>> BEGIN Material for the task
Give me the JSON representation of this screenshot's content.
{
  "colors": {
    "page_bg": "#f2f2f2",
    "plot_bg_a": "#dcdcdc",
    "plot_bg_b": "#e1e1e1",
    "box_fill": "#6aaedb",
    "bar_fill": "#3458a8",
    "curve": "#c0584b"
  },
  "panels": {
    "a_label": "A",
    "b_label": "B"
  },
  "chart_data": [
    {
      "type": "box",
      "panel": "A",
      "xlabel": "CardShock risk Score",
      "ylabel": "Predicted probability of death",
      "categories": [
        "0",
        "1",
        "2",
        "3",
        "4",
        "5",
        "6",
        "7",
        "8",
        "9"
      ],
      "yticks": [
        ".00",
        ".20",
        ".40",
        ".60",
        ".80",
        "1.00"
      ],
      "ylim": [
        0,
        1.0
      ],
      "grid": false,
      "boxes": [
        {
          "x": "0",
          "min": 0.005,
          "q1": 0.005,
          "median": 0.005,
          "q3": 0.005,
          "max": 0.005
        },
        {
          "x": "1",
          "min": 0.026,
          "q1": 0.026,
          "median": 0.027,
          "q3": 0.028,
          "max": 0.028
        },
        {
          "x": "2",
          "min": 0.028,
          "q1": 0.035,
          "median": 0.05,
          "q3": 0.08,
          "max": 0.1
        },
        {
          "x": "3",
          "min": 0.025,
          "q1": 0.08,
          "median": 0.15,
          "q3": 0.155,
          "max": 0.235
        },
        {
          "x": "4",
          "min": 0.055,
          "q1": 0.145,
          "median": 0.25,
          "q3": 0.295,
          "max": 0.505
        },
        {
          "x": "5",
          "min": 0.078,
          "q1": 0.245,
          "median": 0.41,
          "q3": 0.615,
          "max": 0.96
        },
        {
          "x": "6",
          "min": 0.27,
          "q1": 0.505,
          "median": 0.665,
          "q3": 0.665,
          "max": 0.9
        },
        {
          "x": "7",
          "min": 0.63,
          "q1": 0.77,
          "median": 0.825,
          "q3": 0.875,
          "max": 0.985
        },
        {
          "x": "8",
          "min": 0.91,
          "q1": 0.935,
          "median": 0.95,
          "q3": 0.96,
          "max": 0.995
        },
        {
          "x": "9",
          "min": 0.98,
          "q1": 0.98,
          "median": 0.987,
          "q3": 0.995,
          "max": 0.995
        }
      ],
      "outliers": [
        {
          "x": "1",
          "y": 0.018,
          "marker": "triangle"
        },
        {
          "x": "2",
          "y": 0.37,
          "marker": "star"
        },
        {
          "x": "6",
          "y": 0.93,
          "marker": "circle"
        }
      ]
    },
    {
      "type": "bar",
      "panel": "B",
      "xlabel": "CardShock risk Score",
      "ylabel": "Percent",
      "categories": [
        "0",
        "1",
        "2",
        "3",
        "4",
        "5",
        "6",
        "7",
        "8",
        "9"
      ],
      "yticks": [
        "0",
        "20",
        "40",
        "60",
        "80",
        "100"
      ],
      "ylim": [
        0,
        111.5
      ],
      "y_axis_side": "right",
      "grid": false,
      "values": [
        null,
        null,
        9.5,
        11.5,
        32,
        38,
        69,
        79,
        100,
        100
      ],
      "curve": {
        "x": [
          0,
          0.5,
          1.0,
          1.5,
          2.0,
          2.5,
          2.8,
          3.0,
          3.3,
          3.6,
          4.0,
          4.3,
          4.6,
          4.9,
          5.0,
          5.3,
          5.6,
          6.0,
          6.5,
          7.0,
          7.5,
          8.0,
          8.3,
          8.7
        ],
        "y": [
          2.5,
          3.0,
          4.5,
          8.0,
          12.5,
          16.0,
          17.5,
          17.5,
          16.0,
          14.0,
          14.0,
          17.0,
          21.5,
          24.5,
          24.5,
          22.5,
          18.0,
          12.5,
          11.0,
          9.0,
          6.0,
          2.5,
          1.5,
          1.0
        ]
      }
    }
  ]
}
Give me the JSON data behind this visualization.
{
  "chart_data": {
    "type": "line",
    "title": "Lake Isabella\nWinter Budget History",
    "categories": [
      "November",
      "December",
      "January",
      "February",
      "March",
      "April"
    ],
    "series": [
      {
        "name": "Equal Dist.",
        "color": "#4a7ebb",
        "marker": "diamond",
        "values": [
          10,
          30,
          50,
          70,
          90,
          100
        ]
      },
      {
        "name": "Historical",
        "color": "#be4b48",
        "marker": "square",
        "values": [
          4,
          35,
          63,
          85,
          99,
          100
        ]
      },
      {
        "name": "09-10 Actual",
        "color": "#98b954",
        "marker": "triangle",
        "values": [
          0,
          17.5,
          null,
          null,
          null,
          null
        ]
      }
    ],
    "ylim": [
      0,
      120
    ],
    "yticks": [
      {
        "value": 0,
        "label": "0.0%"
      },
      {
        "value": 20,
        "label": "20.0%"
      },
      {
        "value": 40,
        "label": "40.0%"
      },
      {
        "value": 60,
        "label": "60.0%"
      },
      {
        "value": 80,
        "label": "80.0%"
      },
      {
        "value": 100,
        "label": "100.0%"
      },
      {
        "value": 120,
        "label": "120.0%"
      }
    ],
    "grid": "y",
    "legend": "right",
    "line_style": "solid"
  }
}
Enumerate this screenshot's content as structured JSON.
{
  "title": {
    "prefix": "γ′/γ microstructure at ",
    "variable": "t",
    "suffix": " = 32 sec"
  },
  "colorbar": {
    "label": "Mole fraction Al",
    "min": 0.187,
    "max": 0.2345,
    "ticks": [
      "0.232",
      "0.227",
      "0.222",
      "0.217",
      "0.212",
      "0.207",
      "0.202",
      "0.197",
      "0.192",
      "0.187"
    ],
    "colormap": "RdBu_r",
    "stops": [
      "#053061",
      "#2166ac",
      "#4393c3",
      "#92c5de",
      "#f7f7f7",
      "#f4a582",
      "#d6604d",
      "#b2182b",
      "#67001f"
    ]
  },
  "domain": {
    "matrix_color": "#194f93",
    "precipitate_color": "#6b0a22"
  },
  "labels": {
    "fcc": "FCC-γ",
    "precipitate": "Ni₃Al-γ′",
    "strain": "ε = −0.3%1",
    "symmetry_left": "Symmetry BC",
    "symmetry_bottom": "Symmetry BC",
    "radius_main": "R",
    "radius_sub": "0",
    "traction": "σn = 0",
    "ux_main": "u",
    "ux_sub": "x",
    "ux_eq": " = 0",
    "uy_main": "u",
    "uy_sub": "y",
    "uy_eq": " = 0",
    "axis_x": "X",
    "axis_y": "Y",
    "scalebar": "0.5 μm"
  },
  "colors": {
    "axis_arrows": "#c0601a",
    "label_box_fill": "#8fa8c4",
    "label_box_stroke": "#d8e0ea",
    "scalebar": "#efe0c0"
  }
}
>> END Material for the task
**Required task**
Search the preceding listing for the word "Symmetry" and pull out every line that holds it.

**Task answer**
    "symmetry_left": "Symmetry BC",
    "symmetry_bottom": "Symmetry BC",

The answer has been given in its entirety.